**Aim**
Look through the records and report how many lines include the word "database", with no other words.

::::

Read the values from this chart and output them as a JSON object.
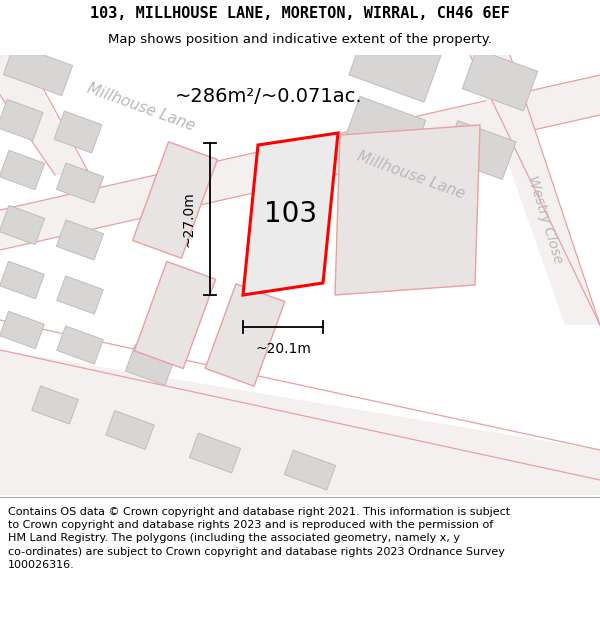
{
  "title_line1": "103, MILLHOUSE LANE, MORETON, WIRRAL, CH46 6EF",
  "title_line2": "Map shows position and indicative extent of the property.",
  "footer_lines": [
    "Contains OS data © Crown copyright and database right 2021. This information is subject to Crown copyright and database rights 2023 and is reproduced with the permission of",
    "HM Land Registry. The polygons (including the associated geometry, namely x, y co-ordinates) are subject to Crown copyright and database rights 2023 Ordnance Survey",
    "100026316."
  ],
  "area_label": "~286m²/~0.071ac.",
  "width_label": "~20.1m",
  "height_label": "~27.0m",
  "plot_number": "103",
  "map_bg": "#f0eeee",
  "road_fill": "#f5f0f0",
  "road_edge": "#e8a0a0",
  "building_fill": "#d8d5d5",
  "building_edge": "#c0bcbc",
  "plot_fill": "#ebebeb",
  "plot_edge": "#ff0000",
  "neighbor_fill": "#e8e4e4",
  "neighbor_edge": "#e8a0a0",
  "street_label_color": "#b8b8b8",
  "area_label_fontsize": 14,
  "plot_number_fontsize": 20,
  "street_label_fontsize": 11,
  "dim_fontsize": 10,
  "title_fontsize": 11,
  "subtitle_fontsize": 9.5,
  "footer_fontsize": 8.0
}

::::

**Solution for this exercise**
2